■ Work required:
Return the material word for word. Do not include pictures.

(Dataset listings of figures)
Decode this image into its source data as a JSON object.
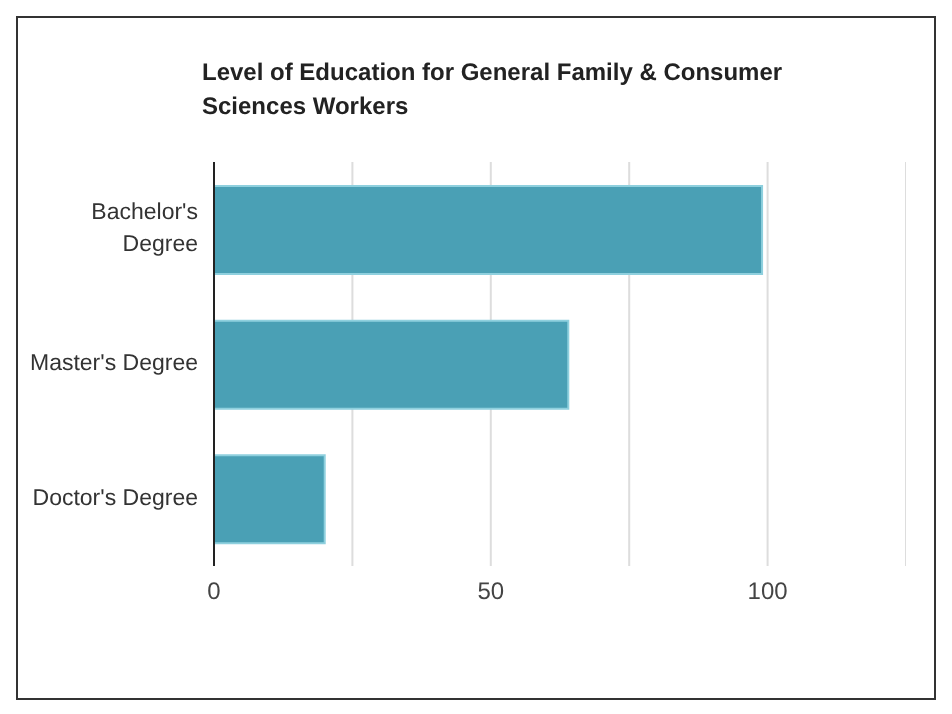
{
  "chart_data": {
    "type": "bar",
    "orientation": "horizontal",
    "title": "Level of Education for General Family & Consumer Sciences Workers",
    "categories": [
      "Bachelor's Degree",
      "Master's Degree",
      "Doctor's Degree"
    ],
    "values": [
      99,
      64,
      20
    ],
    "color": "#4aa0b5",
    "xlim": [
      0,
      125
    ],
    "xticks": [
      0,
      {
        "value": 25,
        "label": null
      },
      50,
      {
        "value": 75,
        "label": null
      },
      100
    ],
    "grid": "x"
  }
}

■ Task answer:
Decode this image into its source data as a JSON object.
{
  "chart_data": {
    "type": "bar",
    "orientation": "horizontal",
    "title": "Level of Education for General Family & Consumer Sciences Workers",
    "categories": [
      "Bachelor's Degree",
      "Master's Degree",
      "Doctor's Degree"
    ],
    "values": [
      99,
      64,
      20
    ],
    "color": "#4aa0b5",
    "xlim": [
      0,
      125
    ],
    "xticks": [
      0,
      {
        "value": 25,
        "label": null
      },
      50,
      {
        "value": 75,
        "label": null
      },
      100
    ],
    "grid": "x"
  }
}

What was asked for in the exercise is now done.